··· Raw records

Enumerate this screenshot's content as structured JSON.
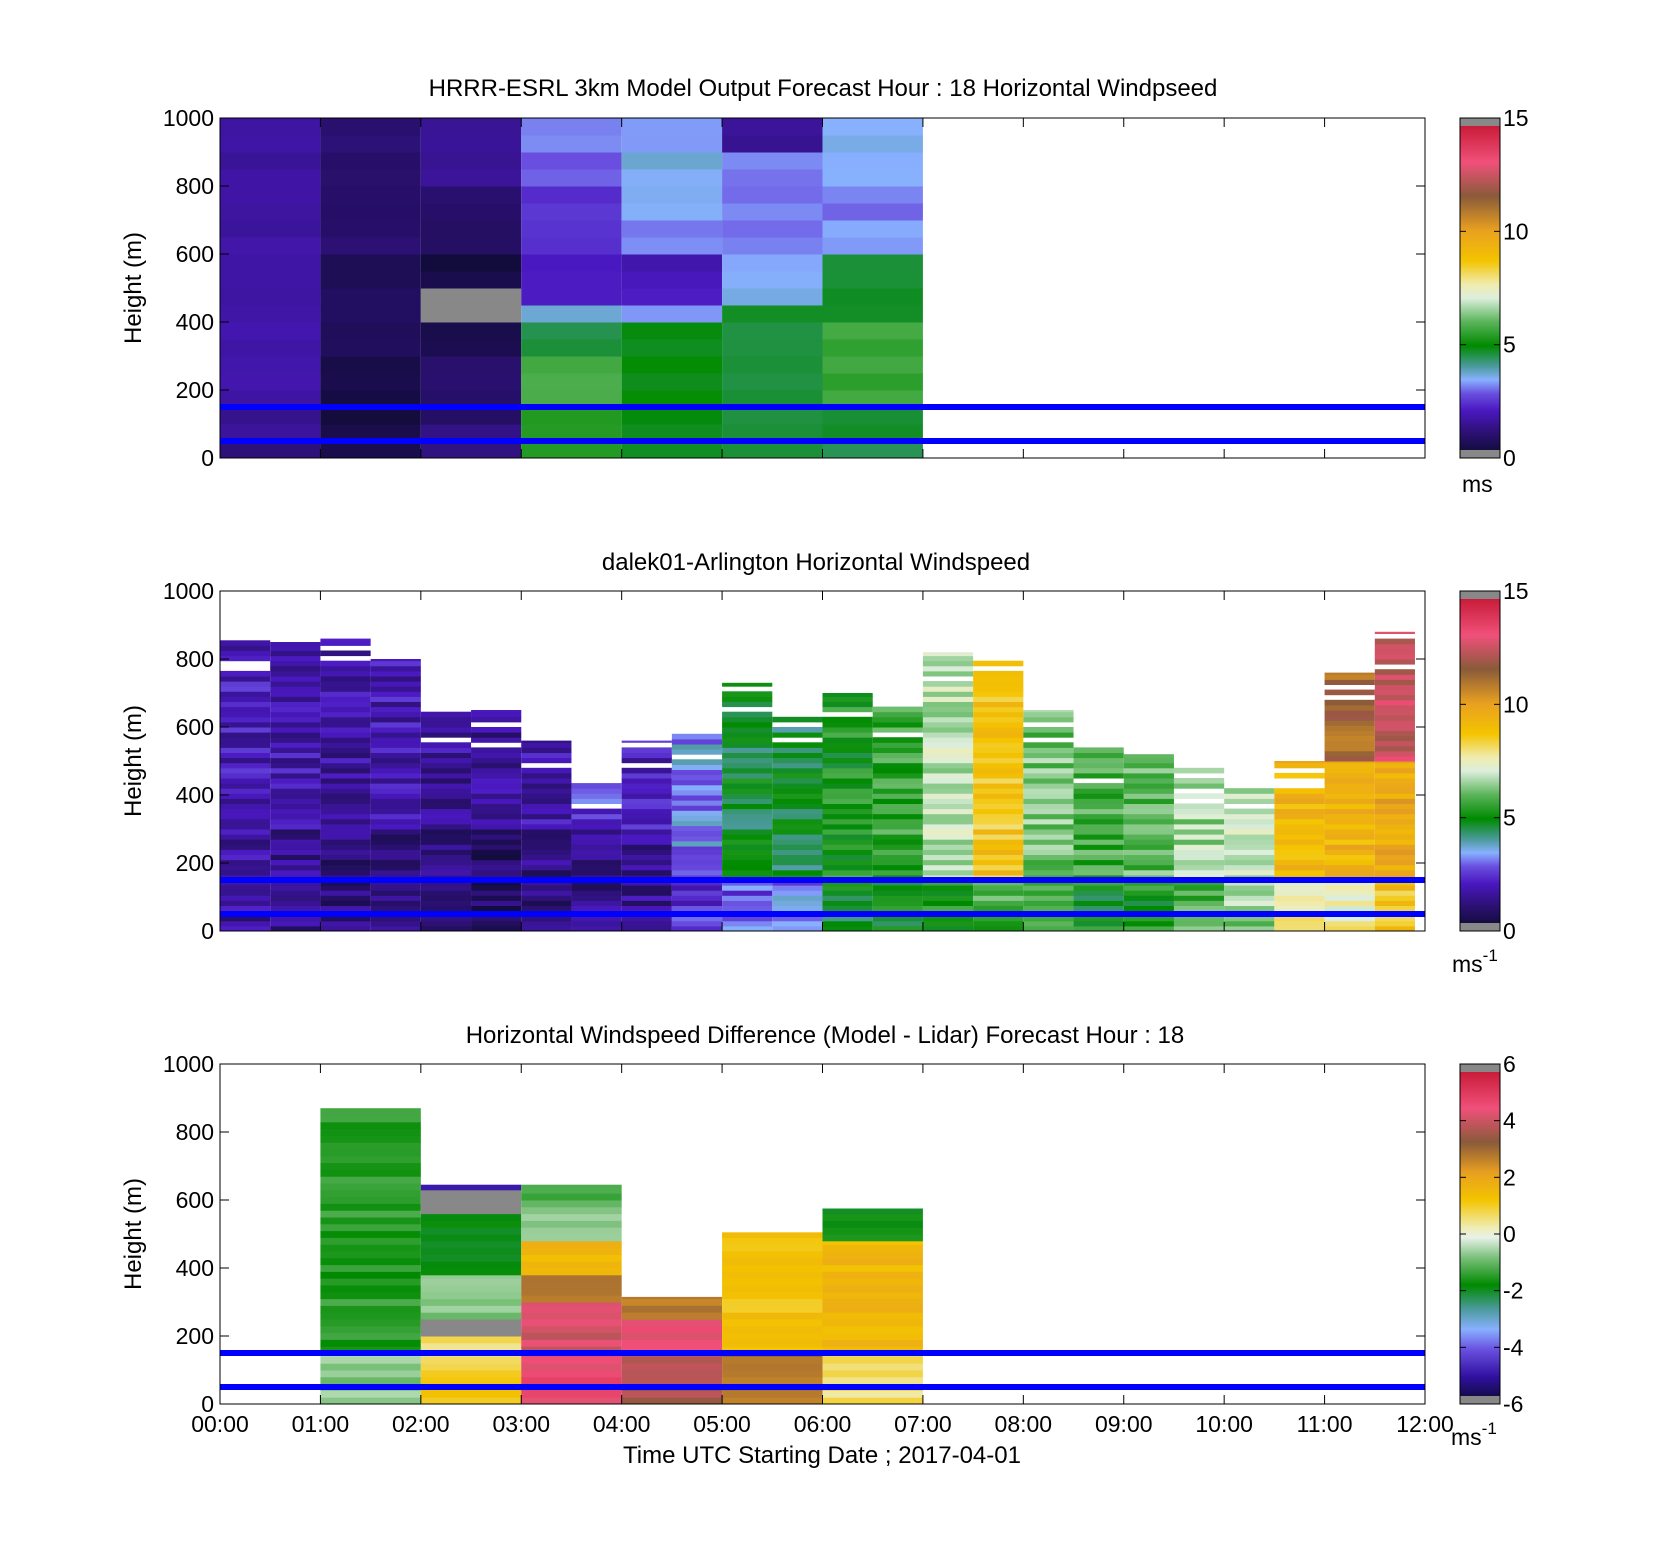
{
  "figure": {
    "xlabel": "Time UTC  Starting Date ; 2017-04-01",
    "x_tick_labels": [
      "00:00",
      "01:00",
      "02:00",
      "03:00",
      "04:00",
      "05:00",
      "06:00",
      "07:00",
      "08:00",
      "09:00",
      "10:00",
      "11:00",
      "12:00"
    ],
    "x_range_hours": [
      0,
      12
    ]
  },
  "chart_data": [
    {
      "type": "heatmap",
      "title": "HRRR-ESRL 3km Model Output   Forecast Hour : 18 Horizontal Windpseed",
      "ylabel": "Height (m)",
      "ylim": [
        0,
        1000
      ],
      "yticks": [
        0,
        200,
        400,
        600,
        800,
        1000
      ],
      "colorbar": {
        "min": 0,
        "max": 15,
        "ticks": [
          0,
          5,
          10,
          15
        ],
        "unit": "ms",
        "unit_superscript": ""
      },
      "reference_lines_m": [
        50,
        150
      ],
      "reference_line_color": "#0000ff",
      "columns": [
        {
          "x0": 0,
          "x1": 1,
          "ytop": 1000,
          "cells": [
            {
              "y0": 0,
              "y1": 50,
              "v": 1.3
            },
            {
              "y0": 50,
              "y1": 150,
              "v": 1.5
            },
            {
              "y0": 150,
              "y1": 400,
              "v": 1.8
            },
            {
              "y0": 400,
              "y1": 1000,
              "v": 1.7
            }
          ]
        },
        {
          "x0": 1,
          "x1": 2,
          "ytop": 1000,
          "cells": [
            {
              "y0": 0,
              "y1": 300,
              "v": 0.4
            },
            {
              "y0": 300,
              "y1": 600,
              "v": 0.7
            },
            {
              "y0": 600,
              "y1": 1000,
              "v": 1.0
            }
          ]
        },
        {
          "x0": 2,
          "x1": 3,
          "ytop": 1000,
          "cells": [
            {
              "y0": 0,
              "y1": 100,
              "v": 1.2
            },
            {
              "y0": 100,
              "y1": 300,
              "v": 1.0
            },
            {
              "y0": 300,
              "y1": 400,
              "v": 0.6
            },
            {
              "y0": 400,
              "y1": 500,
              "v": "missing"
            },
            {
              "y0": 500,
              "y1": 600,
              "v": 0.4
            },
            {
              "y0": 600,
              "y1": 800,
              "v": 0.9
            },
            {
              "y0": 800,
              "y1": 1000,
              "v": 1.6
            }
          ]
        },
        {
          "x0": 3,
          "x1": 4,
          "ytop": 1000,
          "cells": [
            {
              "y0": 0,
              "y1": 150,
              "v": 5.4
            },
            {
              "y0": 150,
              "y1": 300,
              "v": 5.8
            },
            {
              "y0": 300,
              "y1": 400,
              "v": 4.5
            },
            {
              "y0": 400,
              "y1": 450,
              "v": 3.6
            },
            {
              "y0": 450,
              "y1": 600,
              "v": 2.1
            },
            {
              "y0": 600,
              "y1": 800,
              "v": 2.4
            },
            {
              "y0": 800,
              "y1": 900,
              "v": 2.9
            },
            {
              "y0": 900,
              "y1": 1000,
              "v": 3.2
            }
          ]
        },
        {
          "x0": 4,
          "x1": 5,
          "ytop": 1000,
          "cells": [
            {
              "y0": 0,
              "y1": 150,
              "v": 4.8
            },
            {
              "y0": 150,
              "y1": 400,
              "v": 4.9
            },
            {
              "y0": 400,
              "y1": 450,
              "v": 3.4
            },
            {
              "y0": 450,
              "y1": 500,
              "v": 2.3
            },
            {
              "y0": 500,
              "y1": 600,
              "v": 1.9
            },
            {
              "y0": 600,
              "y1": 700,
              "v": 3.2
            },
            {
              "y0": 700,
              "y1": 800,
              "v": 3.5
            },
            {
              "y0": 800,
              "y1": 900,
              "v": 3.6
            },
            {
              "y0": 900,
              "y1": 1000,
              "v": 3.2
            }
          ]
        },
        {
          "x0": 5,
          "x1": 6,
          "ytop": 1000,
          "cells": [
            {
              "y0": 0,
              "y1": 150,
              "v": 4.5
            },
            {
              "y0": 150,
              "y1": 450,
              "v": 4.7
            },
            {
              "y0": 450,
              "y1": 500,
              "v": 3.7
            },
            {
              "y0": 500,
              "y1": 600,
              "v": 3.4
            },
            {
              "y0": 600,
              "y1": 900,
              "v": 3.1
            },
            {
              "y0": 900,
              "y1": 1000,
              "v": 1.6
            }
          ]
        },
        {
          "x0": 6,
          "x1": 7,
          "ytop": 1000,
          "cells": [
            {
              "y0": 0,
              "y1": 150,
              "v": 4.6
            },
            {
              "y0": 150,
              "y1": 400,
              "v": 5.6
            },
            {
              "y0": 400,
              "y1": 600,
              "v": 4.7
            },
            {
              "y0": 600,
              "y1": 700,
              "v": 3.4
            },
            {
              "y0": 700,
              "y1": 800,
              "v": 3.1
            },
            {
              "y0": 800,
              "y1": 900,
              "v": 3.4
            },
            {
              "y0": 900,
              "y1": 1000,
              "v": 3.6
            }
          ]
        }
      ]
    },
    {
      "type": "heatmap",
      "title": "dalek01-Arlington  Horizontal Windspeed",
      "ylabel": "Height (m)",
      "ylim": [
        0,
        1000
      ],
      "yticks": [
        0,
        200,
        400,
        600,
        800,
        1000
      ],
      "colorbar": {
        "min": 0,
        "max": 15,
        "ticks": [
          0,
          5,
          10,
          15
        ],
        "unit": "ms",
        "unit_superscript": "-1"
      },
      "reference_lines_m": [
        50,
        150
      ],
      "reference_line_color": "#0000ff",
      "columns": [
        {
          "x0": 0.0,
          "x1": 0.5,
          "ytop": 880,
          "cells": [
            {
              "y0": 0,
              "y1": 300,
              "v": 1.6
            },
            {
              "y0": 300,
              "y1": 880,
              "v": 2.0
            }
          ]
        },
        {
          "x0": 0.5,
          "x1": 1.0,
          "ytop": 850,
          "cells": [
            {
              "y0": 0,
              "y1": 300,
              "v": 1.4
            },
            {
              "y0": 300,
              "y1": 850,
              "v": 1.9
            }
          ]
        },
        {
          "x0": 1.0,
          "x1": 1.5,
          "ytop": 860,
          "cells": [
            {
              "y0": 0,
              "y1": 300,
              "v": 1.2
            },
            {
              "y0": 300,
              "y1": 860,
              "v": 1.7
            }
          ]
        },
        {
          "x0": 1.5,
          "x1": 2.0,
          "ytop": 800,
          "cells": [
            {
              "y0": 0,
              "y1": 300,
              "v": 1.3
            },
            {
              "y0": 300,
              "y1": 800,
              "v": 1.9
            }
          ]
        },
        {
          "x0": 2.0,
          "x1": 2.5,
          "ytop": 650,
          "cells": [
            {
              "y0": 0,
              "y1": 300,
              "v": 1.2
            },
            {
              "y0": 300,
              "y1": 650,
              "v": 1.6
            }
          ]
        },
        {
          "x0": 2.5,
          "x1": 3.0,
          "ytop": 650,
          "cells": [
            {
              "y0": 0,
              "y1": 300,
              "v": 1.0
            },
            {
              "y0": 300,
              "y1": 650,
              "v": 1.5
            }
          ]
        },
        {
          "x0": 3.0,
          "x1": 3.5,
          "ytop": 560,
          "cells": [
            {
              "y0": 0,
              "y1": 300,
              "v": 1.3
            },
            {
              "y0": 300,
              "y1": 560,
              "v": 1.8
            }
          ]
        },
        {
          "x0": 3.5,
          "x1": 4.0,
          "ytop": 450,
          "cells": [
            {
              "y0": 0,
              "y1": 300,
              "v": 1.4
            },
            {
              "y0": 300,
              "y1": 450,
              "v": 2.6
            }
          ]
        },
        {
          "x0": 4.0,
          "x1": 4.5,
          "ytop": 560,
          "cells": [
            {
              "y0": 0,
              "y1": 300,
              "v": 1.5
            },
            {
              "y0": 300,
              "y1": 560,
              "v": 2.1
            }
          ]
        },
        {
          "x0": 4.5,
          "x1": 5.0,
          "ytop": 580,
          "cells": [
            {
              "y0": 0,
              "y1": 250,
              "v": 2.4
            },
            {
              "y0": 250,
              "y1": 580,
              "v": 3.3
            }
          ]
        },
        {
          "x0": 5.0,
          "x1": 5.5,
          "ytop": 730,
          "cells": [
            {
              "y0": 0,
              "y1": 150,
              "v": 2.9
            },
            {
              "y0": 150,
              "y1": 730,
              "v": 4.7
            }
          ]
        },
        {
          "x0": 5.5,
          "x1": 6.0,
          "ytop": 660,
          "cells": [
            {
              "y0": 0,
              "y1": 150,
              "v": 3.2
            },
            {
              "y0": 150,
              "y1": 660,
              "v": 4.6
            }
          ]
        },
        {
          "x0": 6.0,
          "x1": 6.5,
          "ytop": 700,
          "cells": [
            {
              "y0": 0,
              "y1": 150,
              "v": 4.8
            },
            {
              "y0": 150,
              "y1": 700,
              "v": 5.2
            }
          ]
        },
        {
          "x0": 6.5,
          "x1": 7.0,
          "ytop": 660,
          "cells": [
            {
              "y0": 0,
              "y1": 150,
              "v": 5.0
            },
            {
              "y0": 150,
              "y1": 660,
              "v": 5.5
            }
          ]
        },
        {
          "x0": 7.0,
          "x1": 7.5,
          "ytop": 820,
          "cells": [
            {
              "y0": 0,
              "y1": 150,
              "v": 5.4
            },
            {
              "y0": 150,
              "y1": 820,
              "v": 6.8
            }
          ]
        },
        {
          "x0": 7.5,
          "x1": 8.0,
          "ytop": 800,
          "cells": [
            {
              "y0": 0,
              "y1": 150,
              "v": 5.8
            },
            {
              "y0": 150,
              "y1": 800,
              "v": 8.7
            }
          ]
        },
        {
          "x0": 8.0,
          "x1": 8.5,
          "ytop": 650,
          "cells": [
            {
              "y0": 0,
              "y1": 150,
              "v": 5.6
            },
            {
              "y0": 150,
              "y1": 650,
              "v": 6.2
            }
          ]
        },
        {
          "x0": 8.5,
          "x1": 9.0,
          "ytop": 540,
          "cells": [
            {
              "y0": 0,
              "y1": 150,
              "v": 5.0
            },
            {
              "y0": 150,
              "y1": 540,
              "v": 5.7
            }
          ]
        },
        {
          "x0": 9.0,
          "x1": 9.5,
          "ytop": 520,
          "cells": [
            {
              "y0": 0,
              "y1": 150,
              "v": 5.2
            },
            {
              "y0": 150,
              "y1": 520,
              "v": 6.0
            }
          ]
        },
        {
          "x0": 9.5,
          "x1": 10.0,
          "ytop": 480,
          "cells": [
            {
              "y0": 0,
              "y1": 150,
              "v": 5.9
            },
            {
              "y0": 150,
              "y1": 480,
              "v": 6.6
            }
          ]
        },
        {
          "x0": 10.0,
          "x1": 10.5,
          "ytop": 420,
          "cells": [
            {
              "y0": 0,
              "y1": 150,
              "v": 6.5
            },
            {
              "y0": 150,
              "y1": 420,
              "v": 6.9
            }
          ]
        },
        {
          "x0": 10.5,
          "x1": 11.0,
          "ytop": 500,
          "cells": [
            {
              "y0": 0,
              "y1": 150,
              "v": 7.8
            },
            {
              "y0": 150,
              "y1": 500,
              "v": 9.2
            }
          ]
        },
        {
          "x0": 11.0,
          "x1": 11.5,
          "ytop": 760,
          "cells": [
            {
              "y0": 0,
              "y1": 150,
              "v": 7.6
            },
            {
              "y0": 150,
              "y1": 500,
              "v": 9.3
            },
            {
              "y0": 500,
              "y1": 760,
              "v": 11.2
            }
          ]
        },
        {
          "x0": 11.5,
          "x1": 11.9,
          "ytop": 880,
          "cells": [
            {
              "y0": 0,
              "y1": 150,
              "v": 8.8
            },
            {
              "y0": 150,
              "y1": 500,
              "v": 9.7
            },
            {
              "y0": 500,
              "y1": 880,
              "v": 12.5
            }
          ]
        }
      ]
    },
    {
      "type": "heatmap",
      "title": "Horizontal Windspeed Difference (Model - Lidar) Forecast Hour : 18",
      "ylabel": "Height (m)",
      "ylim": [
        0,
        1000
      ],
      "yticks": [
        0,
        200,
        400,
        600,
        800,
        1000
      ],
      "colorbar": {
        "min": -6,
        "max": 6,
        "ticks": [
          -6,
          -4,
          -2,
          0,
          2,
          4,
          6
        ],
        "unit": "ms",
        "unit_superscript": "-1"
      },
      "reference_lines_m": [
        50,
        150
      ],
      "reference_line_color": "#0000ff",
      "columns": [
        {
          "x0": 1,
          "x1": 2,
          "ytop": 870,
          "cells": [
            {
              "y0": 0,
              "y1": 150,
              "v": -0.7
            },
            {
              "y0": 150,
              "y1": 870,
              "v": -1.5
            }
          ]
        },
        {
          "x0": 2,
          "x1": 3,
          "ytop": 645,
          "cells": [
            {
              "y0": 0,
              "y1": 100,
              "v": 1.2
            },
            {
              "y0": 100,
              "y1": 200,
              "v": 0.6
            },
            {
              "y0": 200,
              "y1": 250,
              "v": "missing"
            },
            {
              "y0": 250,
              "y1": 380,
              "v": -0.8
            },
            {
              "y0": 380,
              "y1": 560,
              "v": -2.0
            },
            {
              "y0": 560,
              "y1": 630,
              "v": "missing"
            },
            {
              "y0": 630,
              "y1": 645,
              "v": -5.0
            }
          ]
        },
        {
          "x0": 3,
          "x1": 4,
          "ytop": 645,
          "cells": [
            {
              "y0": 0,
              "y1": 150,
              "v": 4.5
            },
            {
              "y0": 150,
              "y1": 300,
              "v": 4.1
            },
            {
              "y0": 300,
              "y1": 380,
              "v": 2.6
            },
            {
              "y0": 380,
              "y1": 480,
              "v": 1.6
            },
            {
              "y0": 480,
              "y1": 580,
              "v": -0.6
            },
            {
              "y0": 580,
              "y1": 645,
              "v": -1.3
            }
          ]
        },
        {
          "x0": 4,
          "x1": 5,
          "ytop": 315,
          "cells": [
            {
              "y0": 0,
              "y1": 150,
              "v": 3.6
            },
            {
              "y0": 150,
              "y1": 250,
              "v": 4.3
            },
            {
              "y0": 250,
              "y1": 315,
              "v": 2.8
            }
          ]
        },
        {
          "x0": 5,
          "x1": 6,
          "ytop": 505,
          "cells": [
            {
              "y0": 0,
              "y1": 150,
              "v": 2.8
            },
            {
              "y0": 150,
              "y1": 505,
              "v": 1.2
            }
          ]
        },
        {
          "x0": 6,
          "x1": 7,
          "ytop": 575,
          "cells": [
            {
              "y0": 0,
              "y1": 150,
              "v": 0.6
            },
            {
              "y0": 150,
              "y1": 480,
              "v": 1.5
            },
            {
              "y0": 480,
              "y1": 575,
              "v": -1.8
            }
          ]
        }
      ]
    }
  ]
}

······

Exercise directions: Pick out lines containing the word "Model", each one as written.

Output for this exercise:
      "title": "HRRR-ESRL 3km Model Output   Forecast Hour : 18 Horizontal Windpseed",
      "title": "Horizontal Windspeed Difference (Model - Lidar) Forecast Hour : 18",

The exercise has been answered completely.